Every line below that holds the string "color" should be copied out.

Stored entries:
■ ■ ■ ■ ■

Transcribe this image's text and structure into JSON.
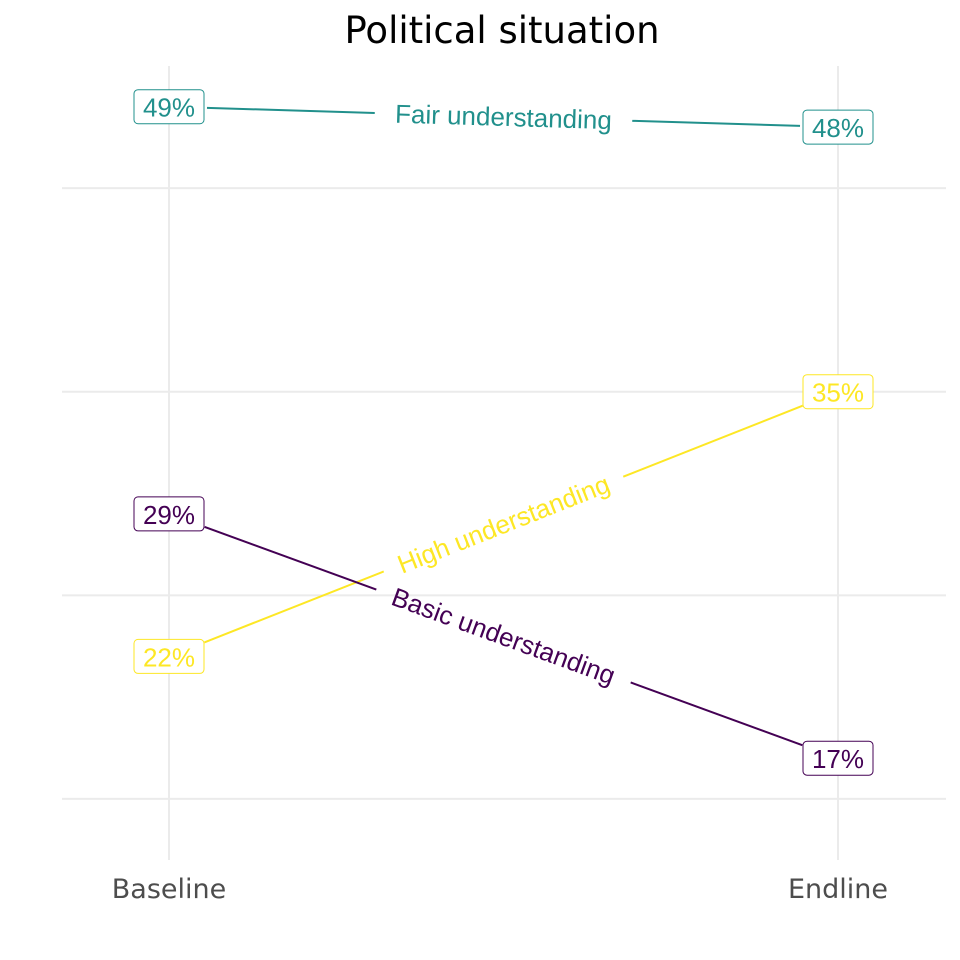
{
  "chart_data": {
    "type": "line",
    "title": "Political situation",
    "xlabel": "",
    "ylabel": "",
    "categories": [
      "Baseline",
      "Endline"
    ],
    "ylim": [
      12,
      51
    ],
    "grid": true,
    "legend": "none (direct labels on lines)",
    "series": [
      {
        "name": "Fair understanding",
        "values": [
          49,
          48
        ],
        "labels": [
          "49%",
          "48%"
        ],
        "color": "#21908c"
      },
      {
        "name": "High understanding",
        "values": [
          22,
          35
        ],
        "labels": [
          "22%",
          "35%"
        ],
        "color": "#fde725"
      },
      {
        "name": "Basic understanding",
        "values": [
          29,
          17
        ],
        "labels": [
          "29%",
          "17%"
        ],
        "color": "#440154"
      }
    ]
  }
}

■ ■ ■ ■ ■

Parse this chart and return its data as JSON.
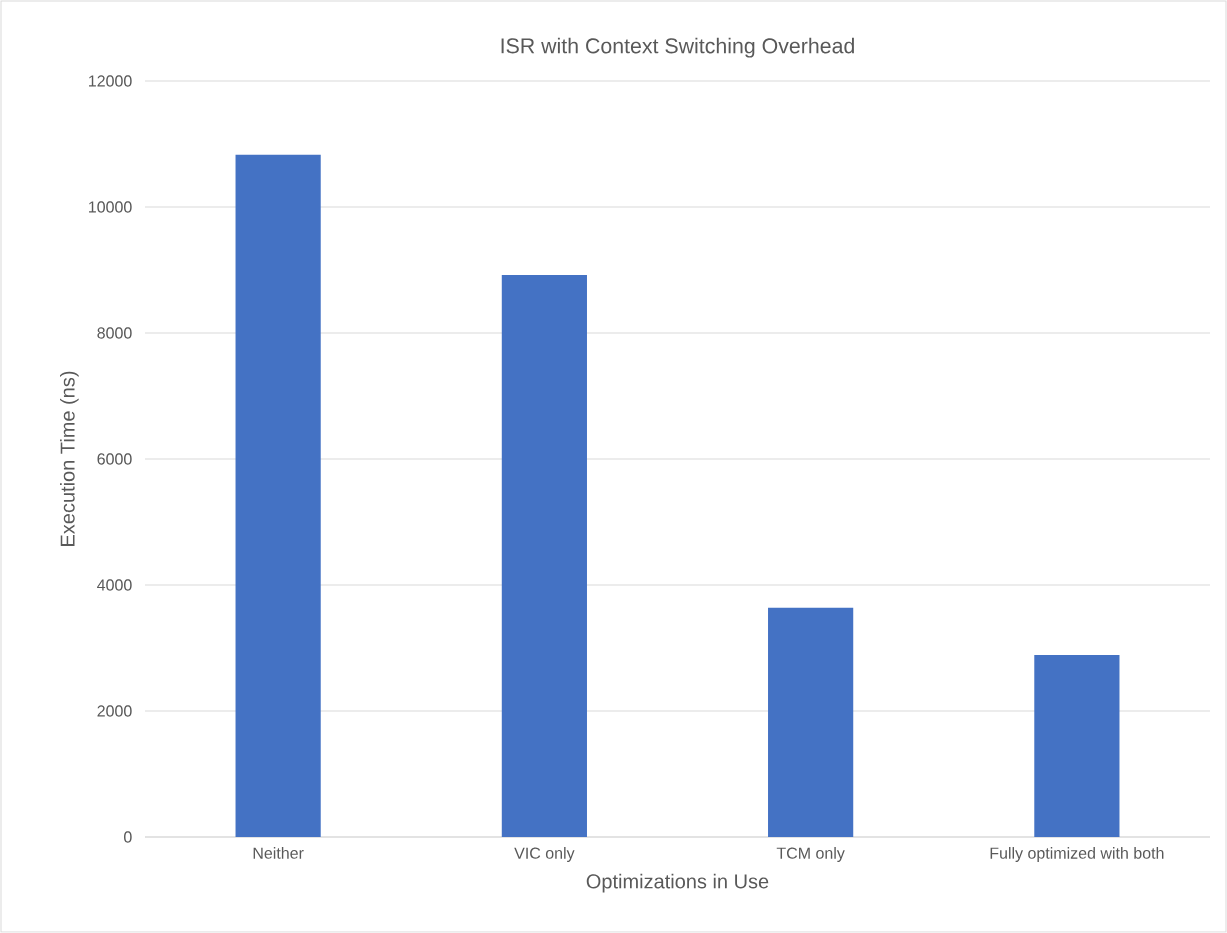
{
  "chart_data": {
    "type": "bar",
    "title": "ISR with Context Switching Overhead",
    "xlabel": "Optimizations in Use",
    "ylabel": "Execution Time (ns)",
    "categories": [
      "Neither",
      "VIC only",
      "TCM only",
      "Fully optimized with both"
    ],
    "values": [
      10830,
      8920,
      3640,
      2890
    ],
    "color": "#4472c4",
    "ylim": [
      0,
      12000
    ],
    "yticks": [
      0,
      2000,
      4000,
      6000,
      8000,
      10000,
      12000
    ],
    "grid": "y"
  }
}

■ ■ ■ ■ ■

■ Task response:
        "color": "#21908c"
        "color": "#fde725"
        "color": "#440154"
    "color": "#4472c4",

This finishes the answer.